Dataset rows about figures
▽
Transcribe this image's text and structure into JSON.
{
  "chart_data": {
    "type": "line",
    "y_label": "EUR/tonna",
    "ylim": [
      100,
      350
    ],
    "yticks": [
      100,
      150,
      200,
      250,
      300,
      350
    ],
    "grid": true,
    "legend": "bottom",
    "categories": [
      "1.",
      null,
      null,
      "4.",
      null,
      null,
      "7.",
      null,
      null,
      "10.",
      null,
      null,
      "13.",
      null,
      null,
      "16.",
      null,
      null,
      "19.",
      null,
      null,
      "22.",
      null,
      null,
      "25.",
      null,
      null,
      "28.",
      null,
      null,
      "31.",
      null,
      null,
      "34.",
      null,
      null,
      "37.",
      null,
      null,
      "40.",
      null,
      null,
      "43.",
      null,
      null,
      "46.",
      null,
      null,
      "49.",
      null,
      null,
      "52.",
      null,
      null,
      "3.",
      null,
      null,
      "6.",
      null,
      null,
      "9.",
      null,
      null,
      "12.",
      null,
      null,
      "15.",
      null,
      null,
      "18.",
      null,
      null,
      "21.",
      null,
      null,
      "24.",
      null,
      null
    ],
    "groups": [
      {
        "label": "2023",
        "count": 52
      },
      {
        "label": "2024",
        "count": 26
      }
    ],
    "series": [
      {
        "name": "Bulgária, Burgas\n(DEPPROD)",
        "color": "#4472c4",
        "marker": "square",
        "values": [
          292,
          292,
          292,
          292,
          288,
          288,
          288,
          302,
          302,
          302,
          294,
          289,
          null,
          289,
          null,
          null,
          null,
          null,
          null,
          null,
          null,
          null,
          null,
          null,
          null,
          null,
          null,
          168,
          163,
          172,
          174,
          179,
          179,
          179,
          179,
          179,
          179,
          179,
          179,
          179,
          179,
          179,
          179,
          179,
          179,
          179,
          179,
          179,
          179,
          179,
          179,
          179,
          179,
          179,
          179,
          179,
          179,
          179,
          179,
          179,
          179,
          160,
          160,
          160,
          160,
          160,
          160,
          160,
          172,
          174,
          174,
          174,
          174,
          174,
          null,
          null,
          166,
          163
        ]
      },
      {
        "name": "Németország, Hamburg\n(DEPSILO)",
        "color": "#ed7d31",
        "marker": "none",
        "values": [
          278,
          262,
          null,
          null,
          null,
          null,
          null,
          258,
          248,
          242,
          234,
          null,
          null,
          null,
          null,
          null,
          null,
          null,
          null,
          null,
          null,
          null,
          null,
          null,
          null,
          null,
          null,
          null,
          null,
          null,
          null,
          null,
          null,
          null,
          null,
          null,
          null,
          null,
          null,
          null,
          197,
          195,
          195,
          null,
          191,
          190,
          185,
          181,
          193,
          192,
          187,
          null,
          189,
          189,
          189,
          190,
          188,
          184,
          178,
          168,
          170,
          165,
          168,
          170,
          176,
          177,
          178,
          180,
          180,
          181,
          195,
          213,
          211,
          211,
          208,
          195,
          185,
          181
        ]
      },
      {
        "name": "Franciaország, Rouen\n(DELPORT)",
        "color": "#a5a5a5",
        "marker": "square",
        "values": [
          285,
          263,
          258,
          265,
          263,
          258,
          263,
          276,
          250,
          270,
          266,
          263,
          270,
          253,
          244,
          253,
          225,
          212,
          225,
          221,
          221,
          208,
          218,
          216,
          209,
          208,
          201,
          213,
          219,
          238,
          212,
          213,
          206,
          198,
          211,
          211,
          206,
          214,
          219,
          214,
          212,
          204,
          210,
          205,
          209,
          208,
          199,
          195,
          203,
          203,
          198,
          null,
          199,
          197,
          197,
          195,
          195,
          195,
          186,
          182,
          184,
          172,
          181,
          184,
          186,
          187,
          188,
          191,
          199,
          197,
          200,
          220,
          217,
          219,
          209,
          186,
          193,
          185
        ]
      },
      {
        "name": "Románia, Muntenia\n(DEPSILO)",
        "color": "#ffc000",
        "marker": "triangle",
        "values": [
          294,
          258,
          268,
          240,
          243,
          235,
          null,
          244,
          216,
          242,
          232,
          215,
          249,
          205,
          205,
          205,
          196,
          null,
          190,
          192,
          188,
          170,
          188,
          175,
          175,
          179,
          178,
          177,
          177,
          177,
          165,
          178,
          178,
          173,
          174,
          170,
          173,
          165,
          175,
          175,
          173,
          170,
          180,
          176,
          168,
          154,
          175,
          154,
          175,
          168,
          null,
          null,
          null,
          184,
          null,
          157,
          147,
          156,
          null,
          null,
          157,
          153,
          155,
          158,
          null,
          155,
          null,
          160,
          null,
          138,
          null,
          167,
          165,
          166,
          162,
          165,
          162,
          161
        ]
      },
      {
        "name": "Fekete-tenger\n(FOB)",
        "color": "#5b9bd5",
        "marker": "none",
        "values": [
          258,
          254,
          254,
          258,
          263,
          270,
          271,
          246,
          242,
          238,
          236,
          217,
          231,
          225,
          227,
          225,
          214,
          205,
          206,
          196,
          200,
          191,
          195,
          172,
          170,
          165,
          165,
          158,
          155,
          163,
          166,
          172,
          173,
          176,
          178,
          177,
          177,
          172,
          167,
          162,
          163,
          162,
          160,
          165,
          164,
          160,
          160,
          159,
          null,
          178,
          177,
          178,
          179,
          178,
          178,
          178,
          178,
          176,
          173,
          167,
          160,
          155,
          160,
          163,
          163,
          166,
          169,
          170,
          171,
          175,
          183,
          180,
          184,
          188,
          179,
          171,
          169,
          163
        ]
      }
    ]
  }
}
△
■ Your instructions
Copy every line of the listing containing the string "color".

■ Output
        "color": "#4472c4",
        "color": "#ed7d31",
        "color": "#a5a5a5",
        "color": "#ffc000",
        "color": "#5b9bd5",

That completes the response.